What you have to do — Reproduce the lines below with every "Labour force" switched to "Workforce" and everything else unchanged. Leave out the pictures.

Data listing:
## begin

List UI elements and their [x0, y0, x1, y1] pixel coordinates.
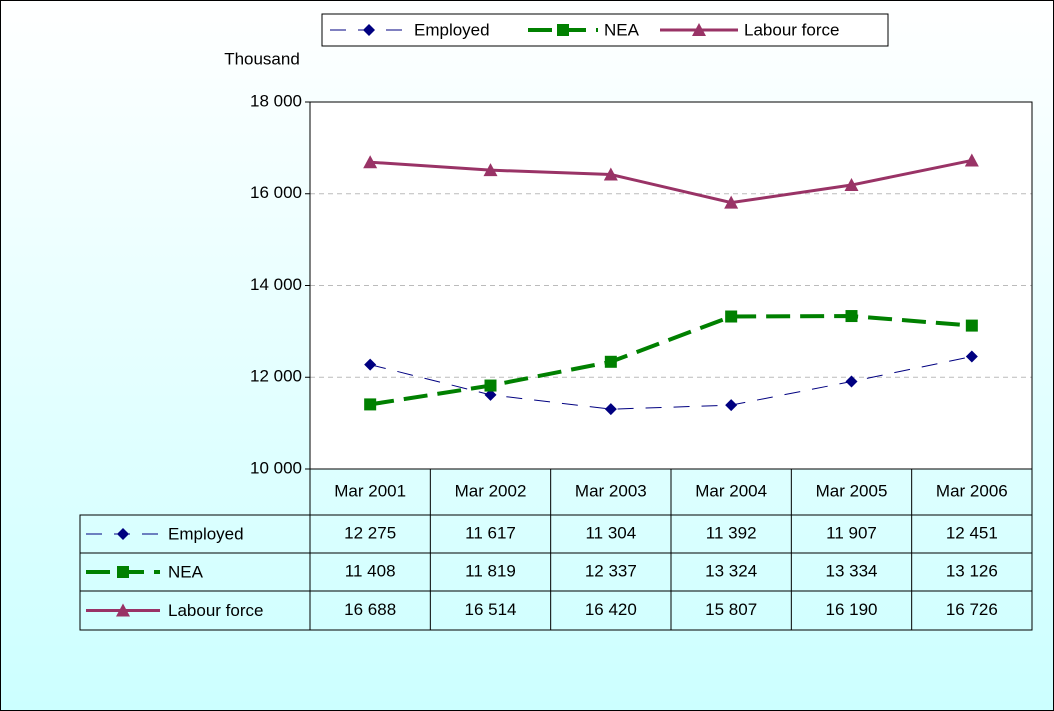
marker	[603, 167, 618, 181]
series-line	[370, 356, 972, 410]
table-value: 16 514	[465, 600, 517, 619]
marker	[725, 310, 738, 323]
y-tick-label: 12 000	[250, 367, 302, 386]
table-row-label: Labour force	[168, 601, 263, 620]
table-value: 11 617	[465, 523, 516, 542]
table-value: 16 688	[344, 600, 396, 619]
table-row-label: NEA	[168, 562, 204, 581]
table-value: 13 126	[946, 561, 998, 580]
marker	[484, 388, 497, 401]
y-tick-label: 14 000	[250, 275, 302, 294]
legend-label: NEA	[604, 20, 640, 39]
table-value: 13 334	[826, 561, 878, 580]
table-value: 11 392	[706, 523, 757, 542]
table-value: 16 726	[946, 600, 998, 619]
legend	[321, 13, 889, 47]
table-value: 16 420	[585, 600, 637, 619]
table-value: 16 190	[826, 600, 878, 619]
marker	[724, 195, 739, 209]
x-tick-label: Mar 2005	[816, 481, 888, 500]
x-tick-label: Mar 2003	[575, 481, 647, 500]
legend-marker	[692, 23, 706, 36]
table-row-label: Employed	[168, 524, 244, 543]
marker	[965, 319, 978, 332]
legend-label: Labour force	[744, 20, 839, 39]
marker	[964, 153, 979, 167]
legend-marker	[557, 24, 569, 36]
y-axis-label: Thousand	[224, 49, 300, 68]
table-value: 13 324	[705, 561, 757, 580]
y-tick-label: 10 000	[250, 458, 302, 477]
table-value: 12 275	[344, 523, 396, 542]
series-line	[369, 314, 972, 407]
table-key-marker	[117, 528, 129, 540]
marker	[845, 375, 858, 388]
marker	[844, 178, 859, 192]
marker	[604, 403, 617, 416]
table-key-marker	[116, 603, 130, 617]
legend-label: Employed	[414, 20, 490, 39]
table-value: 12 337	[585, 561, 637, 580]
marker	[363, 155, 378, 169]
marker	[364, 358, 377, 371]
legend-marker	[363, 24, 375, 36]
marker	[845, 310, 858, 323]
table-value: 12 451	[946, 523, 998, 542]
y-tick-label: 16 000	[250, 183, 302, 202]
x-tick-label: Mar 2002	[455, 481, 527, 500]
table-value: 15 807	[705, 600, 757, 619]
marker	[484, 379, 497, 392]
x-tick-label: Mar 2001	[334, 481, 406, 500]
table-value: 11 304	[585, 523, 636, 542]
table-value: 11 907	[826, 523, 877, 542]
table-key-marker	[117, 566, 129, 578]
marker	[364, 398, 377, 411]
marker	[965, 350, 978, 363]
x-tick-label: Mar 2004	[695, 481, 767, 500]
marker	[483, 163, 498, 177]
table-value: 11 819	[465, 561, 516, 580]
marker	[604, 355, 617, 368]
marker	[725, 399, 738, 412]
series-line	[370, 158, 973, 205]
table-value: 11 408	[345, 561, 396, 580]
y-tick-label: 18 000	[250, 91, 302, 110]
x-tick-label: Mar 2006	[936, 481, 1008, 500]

## end

Full response —
List UI elements and their [x0, y0, x1, y1] pixel coordinates.
marker	[603, 167, 618, 181]
series-line	[370, 356, 972, 410]
table-value: 16 514	[465, 600, 517, 619]
marker	[725, 310, 738, 323]
y-tick-label: 12 000	[250, 367, 302, 386]
table-row-label: Workforce	[168, 601, 263, 620]
table-value: 11 617	[465, 523, 516, 542]
table-value: 16 688	[344, 600, 396, 619]
table-row-label: NEA	[168, 562, 204, 581]
table-value: 13 126	[946, 561, 998, 580]
marker	[484, 388, 497, 401]
y-tick-label: 14 000	[250, 275, 302, 294]
legend-label: NEA	[604, 20, 640, 39]
table-value: 13 334	[826, 561, 878, 580]
table-value: 11 392	[706, 523, 757, 542]
table-value: 16 726	[946, 600, 998, 619]
legend	[321, 13, 889, 47]
table-value: 16 420	[585, 600, 637, 619]
table-value: 16 190	[826, 600, 878, 619]
marker	[724, 195, 739, 209]
x-tick-label: Mar 2005	[816, 481, 888, 500]
x-tick-label: Mar 2003	[575, 481, 647, 500]
legend-marker	[692, 23, 706, 36]
table-row-label: Employed	[168, 524, 244, 543]
marker	[965, 319, 978, 332]
legend-label: Workforce	[744, 20, 839, 39]
marker	[964, 153, 979, 167]
legend-marker	[557, 24, 569, 36]
y-axis-label: Thousand	[224, 49, 300, 68]
table-value: 13 324	[705, 561, 757, 580]
y-tick-label: 10 000	[250, 458, 302, 477]
table-value: 12 275	[344, 523, 396, 542]
series-line	[369, 314, 972, 407]
table-key-marker	[117, 528, 129, 540]
marker	[845, 375, 858, 388]
marker	[844, 178, 859, 192]
marker	[604, 403, 617, 416]
table-key-marker	[116, 603, 130, 617]
legend-label: Employed	[414, 20, 490, 39]
table-value: 12 337	[585, 561, 637, 580]
marker	[363, 155, 378, 169]
marker	[364, 358, 377, 371]
legend-marker	[363, 24, 375, 36]
marker	[845, 310, 858, 323]
table-value: 12 451	[946, 523, 998, 542]
y-tick-label: 16 000	[250, 183, 302, 202]
x-tick-label: Mar 2002	[455, 481, 527, 500]
table-value: 15 807	[705, 600, 757, 619]
marker	[484, 379, 497, 392]
x-tick-label: Mar 2001	[334, 481, 406, 500]
table-value: 11 304	[585, 523, 636, 542]
table-value: 11 907	[826, 523, 877, 542]
table-key-marker	[117, 566, 129, 578]
marker	[364, 398, 377, 411]
marker	[965, 350, 978, 363]
x-tick-label: Mar 2004	[695, 481, 767, 500]
marker	[483, 163, 498, 177]
table-value: 11 819	[465, 561, 516, 580]
marker	[604, 355, 617, 368]
marker	[725, 399, 738, 412]
series-line	[370, 158, 973, 205]
table-value: 11 408	[345, 561, 396, 580]
y-tick-label: 18 000	[250, 91, 302, 110]
x-tick-label: Mar 2006	[936, 481, 1008, 500]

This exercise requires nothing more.